** begin **

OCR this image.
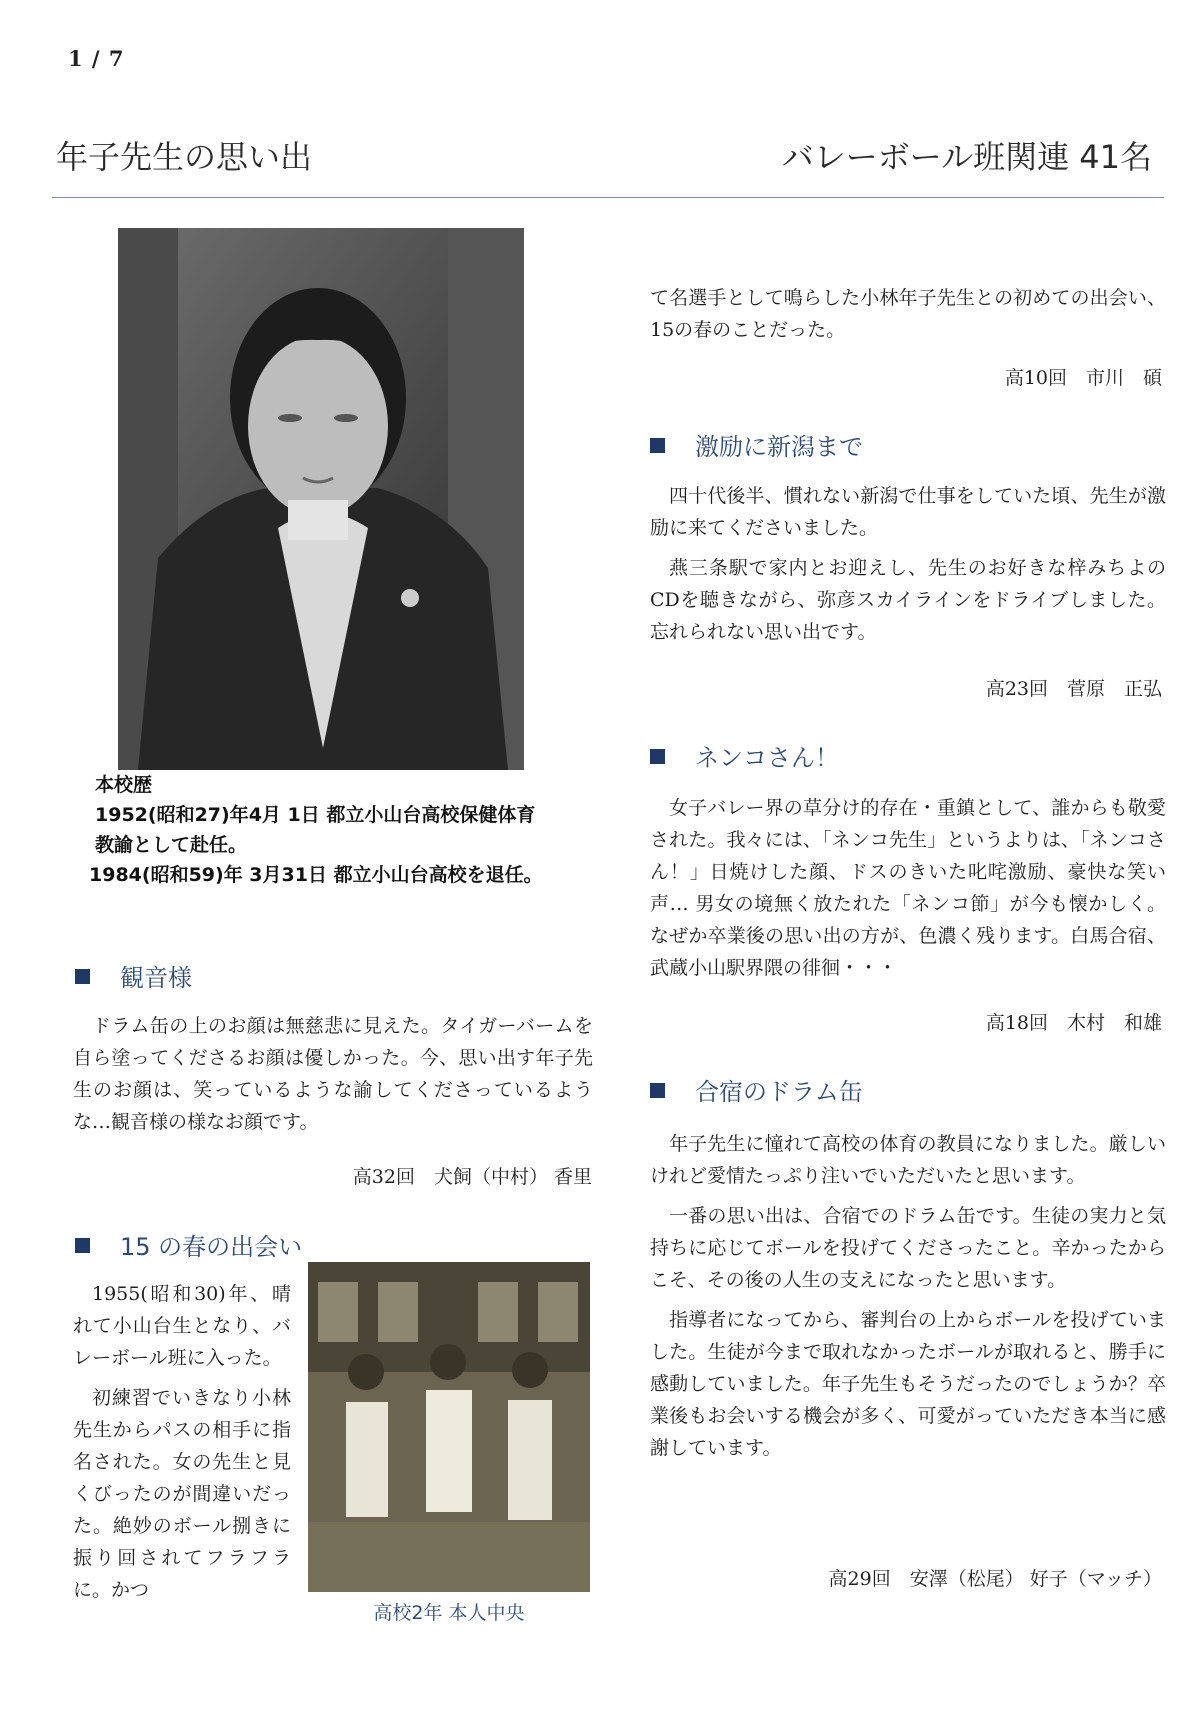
1 / 7
年子先生の思い出	バレーボール班関連 41名
本校歴
1952(昭和27)年4月 1日 都立小山台高校保健体育
教諭として赴任。
1984(昭和59)年 3月31日 都立小山台高校を退任。
観音様

ドラム缶の上のお顔は無慈悲に見えた。タイガーバームを自ら塗ってくださるお顔は優しかった。今、思い出す年子先生のお顔は、笑っているような諭してくださっているような…観音様の様なお顔です。

高32回　犬飼（中村） 香里
15 の春の出会い

1955(昭和30)年、晴れて小山台生となり、バレーボール班に入った。

初練習でいきなり小林先生からパスの相手に指名された。女の先生と見くびったのが間違いだった。絶妙のボール捌きに振り回されてフラフラに。かつ

高校2年 本人中央

て名選手として鳴らした小林年子先生との初めての出会い、15の春のことだった。

高10回　市川　碩
激励に新潟まで

四十代後半、慣れない新潟で仕事をしていた頃、先生が激励に来てくださいました。

燕三条駅で家内とお迎えし、先生のお好きな梓みちよのCDを聴きながら、弥彦スカイラインをドライブしました。忘れられない思い出です。

高23回　菅原　正弘
ネンコさん！

女子バレー界の草分け的存在・重鎮として、誰からも敬愛された。我々には、「ネンコ先生」というよりは、「ネンコさん！」日焼けした顔、ドスのきいた叱咤激励、豪快な笑い声… 男女の境無く放たれた「ネンコ節」が今も懐かしく。なぜか卒業後の思い出の方が、色濃く残ります。白馬合宿、武蔵小山駅界隈の徘徊・・・

高18回　木村　和雄
合宿のドラム缶

年子先生に憧れて高校の体育の教員になりました。厳しいけれど愛情たっぷり注いでいただいたと思います。

一番の思い出は、合宿でのドラム缶です。生徒の実力と気持ちに応じてボールを投げてくださったこと。辛かったからこそ、その後の人生の支えになったと思います。

指導者になってから、審判台の上からボールを投げていました。生徒が今まで取れなかったボールが取れると、勝手に感動していました。年子先生もそうだったのでしょうか？卒業後もお会いする機会が多く、可愛がっていただき本当に感謝しています。

高29回　安澤（松尾） 好子（マッチ）
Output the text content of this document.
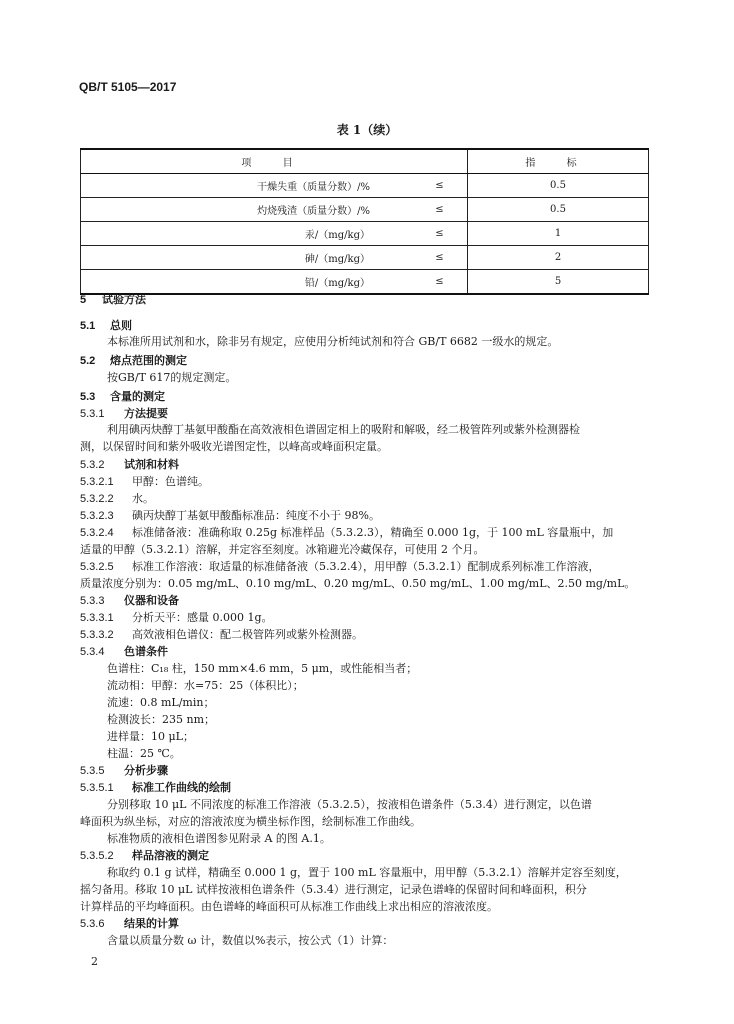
QB/T 5105—2017
表 1（续）
项 目		指 标
干燥失重（质量分数）/%	≤	0.5
灼烧残渣（质量分数）/%	≤	0.5
汞/（mg/kg）	≤	1
砷/（mg/kg）	≤	2
铅/（mg/kg）	≤	5
5 试验方法
5.1 总则
本标准所用试剂和水，除非另有规定，应使用分析纯试剂和符合 GB/T 6682 一级水的规定。
5.2 熔点范围的测定
按GB/T 617的规定测定。
5.3 含量的测定
5.3.1 方法提要
利用碘丙炔醇丁基氨甲酸酯在高效液相色谱固定相上的吸附和解吸，经二极管阵列或紫外检测器检
测，以保留时间和紫外吸收光谱图定性，以峰高或峰面积定量。
5.3.2 试剂和材料
5.3.2.1 甲醇：色谱纯。
5.3.2.2 水。
5.3.2.3 碘丙炔醇丁基氨甲酸酯标准品：纯度不小于 98%。
5.3.2.4 标准储备液：准确称取 0.25g 标准样品（5.3.2.3），精确至 0.000 1g，于 100 mL 容量瓶中，加
适量的甲醇（5.3.2.1）溶解，并定容至刻度。冰箱避光冷藏保存，可使用 2 个月。
5.3.2.5 标准工作溶液：取适量的标准储备液（5.3.2.4），用甲醇（5.3.2.1）配制成系列标准工作溶液，
质量浓度分别为：0.05 mg/mL、0.10 mg/mL、0.20 mg/mL、0.50 mg/mL、1.00 mg/mL、2.50 mg/mL。
5.3.3 仪器和设备
5.3.3.1 分析天平：感量 0.000 1g。
5.3.3.2 高效液相色谱仪：配二极管阵列或紫外检测器。
5.3.4 色谱条件
色谱柱：C₁₈ 柱，150 mm×4.6 mm，5 μm，或性能相当者；
流动相：甲醇：水=75：25（体积比）；
流速：0.8 mL/min；
检测波长：235 nm；
进样量：10 μL；
柱温：25 ℃。
5.3.5 分析步骤
5.3.5.1 标准工作曲线的绘制
分别移取 10 μL 不同浓度的标准工作溶液（5.3.2.5），按液相色谱条件（5.3.4）进行测定，以色谱
峰面积为纵坐标，对应的溶液浓度为横坐标作图，绘制标准工作曲线。
标准物质的液相色谱图参见附录 A 的图 A.1。
5.3.5.2 样品溶液的测定
称取约 0.1 g 试样，精确至 0.000 1 g，置于 100 mL 容量瓶中，用甲醇（5.3.2.1）溶解并定容至刻度，
摇匀备用。移取 10 μL 试样按液相色谱条件（5.3.4）进行测定，记录色谱峰的保留时间和峰面积，积分
计算样品的平均峰面积。由色谱峰的峰面积可从标准工作曲线上求出相应的溶液浓度。
5.3.6 结果的计算
含量以质量分数 ω 计，数值以%表示，按公式（1）计算：
2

** end **

> [TASK DESCRIPTION]: Write out the lines of the listing from the one that holds "Output the text content of this document." to the very last line, both included, exactly as they appear and without any pictures.

> [EXERCISE ANSWER]:
Output the text content of this document.
QB/T 5105—2017
表 1（续）
项 目		指 标
干燥失重（质量分数）/%	≤	0.5
灼烧残渣（质量分数）/%	≤	0.5
汞/（mg/kg）	≤	1
砷/（mg/kg）	≤	2
铅/（mg/kg）	≤	5
5 试验方法
5.1 总则
本标准所用试剂和水，除非另有规定，应使用分析纯试剂和符合 GB/T 6682 一级水的规定。
5.2 熔点范围的测定
按GB/T 617的规定测定。
5.3 含量的测定
5.3.1 方法提要
利用碘丙炔醇丁基氨甲酸酯在高效液相色谱固定相上的吸附和解吸，经二极管阵列或紫外检测器检
测，以保留时间和紫外吸收光谱图定性，以峰高或峰面积定量。
5.3.2 试剂和材料
5.3.2.1 甲醇：色谱纯。
5.3.2.2 水。
5.3.2.3 碘丙炔醇丁基氨甲酸酯标准品：纯度不小于 98%。
5.3.2.4 标准储备液：准确称取 0.25g 标准样品（5.3.2.3），精确至 0.000 1g，于 100 mL 容量瓶中，加
适量的甲醇（5.3.2.1）溶解，并定容至刻度。冰箱避光冷藏保存，可使用 2 个月。
5.3.2.5 标准工作溶液：取适量的标准储备液（5.3.2.4），用甲醇（5.3.2.1）配制成系列标准工作溶液，
质量浓度分别为：0.05 mg/mL、0.10 mg/mL、0.20 mg/mL、0.50 mg/mL、1.00 mg/mL、2.50 mg/mL。
5.3.3 仪器和设备
5.3.3.1 分析天平：感量 0.000 1g。
5.3.3.2 高效液相色谱仪：配二极管阵列或紫外检测器。
5.3.4 色谱条件
色谱柱：C₁₈ 柱，150 mm×4.6 mm，5 μm，或性能相当者；
流动相：甲醇：水=75：25（体积比）；
流速：0.8 mL/min；
检测波长：235 nm；
进样量：10 μL；
柱温：25 ℃。
5.3.5 分析步骤
5.3.5.1 标准工作曲线的绘制
分别移取 10 μL 不同浓度的标准工作溶液（5.3.2.5），按液相色谱条件（5.3.4）进行测定，以色谱
峰面积为纵坐标，对应的溶液浓度为横坐标作图，绘制标准工作曲线。
标准物质的液相色谱图参见附录 A 的图 A.1。
5.3.5.2 样品溶液的测定
称取约 0.1 g 试样，精确至 0.000 1 g，置于 100 mL 容量瓶中，用甲醇（5.3.2.1）溶解并定容至刻度，
摇匀备用。移取 10 μL 试样按液相色谱条件（5.3.4）进行测定，记录色谱峰的保留时间和峰面积，积分
计算样品的平均峰面积。由色谱峰的峰面积可从标准工作曲线上求出相应的溶液浓度。
5.3.6 结果的计算
含量以质量分数 ω 计，数值以%表示，按公式（1）计算：
2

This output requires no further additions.